Transcribe each record below word for word.
━━━
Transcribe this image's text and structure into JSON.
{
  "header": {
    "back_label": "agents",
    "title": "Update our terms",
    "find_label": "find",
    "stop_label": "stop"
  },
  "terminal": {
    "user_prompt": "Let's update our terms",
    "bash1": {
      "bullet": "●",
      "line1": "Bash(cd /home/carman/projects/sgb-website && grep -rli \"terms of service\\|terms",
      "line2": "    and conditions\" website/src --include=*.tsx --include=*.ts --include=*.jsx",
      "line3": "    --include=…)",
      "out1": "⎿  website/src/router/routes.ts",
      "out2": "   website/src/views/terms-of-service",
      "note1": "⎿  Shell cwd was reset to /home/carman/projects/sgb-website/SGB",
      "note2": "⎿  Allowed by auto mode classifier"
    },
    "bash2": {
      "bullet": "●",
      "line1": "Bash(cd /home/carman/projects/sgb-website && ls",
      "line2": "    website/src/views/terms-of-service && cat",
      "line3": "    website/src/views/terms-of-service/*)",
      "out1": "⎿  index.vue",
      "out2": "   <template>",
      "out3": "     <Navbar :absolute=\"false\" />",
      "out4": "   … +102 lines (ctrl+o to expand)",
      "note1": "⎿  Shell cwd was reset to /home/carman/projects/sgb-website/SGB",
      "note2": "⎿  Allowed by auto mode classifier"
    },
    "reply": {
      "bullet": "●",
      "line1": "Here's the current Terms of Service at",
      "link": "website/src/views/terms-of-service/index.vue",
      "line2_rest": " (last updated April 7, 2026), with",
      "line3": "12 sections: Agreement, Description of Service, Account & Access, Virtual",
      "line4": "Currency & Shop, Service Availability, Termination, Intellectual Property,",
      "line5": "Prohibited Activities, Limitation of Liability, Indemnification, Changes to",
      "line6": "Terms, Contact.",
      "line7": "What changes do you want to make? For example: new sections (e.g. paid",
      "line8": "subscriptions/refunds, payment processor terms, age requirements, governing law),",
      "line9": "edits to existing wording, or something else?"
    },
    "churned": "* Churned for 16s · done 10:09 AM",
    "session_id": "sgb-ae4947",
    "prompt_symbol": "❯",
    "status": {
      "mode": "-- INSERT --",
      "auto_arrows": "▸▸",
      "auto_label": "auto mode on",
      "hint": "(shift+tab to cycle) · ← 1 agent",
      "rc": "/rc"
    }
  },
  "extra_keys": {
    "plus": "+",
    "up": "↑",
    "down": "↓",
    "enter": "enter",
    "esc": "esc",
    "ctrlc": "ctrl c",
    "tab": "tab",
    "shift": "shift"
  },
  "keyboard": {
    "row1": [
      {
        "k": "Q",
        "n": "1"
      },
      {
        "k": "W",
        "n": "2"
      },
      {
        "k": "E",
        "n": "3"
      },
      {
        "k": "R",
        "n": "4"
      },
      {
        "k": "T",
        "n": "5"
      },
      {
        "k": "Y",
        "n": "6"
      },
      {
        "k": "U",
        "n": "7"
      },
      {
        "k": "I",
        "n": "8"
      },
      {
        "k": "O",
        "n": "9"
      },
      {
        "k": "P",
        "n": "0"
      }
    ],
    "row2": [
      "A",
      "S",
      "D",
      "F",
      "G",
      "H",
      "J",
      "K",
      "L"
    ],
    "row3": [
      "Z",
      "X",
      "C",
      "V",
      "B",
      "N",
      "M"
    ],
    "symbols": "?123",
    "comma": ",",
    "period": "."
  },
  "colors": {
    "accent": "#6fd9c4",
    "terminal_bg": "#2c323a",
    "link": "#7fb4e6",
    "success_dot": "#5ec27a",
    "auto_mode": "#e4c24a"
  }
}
━━━
THE RESULT
Transcribe this image's text and structure into JSON.
{
  "header": {
    "back_label": "agents",
    "title": "Update our terms",
    "find_label": "find",
    "stop_label": "stop"
  },
  "terminal": {
    "user_prompt": "Let's update our terms",
    "bash1": {
      "bullet": "●",
      "line1": "Bash(cd /home/carman/projects/sgb-website && grep -rli \"terms of service\\|terms",
      "line2": "    and conditions\" website/src --include=*.tsx --include=*.ts --include=*.jsx",
      "line3": "    --include=…)",
      "out1": "⎿  website/src/router/routes.ts",
      "out2": "   website/src/views/terms-of-service",
      "note1": "⎿  Shell cwd was reset to /home/carman/projects/sgb-website/SGB",
      "note2": "⎿  Allowed by auto mode classifier"
    },
    "bash2": {
      "bullet": "●",
      "line1": "Bash(cd /home/carman/projects/sgb-website && ls",
      "line2": "    website/src/views/terms-of-service && cat",
      "line3": "    website/src/views/terms-of-service/*)",
      "out1": "⎿  index.vue",
      "out2": "   <template>",
      "out3": "     <Navbar :absolute=\"false\" />",
      "out4": "   … +102 lines (ctrl+o to expand)",
      "note1": "⎿  Shell cwd was reset to /home/carman/projects/sgb-website/SGB",
      "note2": "⎿  Allowed by auto mode classifier"
    },
    "reply": {
      "bullet": "●",
      "line1": "Here's the current Terms of Service at",
      "link": "website/src/views/terms-of-service/index.vue",
      "line2_rest": " (last updated April 7, 2026), with",
      "line3": "12 sections: Agreement, Description of Service, Account & Access, Virtual",
      "line4": "Currency & Shop, Service Availability, Termination, Intellectual Property,",
      "line5": "Prohibited Activities, Limitation of Liability, Indemnification, Changes to",
      "line6": "Terms, Contact.",
      "line7": "What changes do you want to make? For example: new sections (e.g. paid",
      "line8": "subscriptions/refunds, payment processor terms, age requirements, governing law),",
      "line9": "edits to existing wording, or something else?"
    },
    "churned": "* Churned for 16s · done 10:09 AM",
    "session_id": "sgb-ae4947",
    "prompt_symbol": "❯",
    "status": {
      "mode": "-- INSERT --",
      "auto_arrows": "▸▸",
      "auto_label": "auto mode on",
      "hint": "(shift+tab to cycle) · ← 1 agent",
      "rc": "/rc"
    }
  },
  "extra_keys": {
    "plus": "+",
    "up": "↑",
    "down": "↓",
    "enter": "enter",
    "esc": "esc",
    "ctrlc": "ctrl c",
    "tab": "tab",
    "shift": "shift"
  },
  "keyboard": {
    "row1": [
      {
        "k": "Q",
        "n": "1"
      },
      {
        "k": "W",
        "n": "2"
      },
      {
        "k": "E",
        "n": "3"
      },
      {
        "k": "R",
        "n": "4"
      },
      {
        "k": "T",
        "n": "5"
      },
      {
        "k": "Y",
        "n": "6"
      },
      {
        "k": "U",
        "n": "7"
      },
      {
        "k": "I",
        "n": "8"
      },
      {
        "k": "O",
        "n": "9"
      },
      {
        "k": "P",
        "n": "0"
      }
    ],
    "row2": [
      "A",
      "S",
      "D",
      "F",
      "G",
      "H",
      "J",
      "K",
      "L"
    ],
    "row3": [
      "Z",
      "X",
      "C",
      "V",
      "B",
      "N",
      "M"
    ],
    "symbols": "?123",
    "comma": ",",
    "period": "."
  },
  "colors": {
    "accent": "#6fd9c4",
    "terminal_bg": "#2c323a",
    "link": "#7fb4e6",
    "success_dot": "#5ec27a",
    "auto_mode": "#e4c24a"
  }
}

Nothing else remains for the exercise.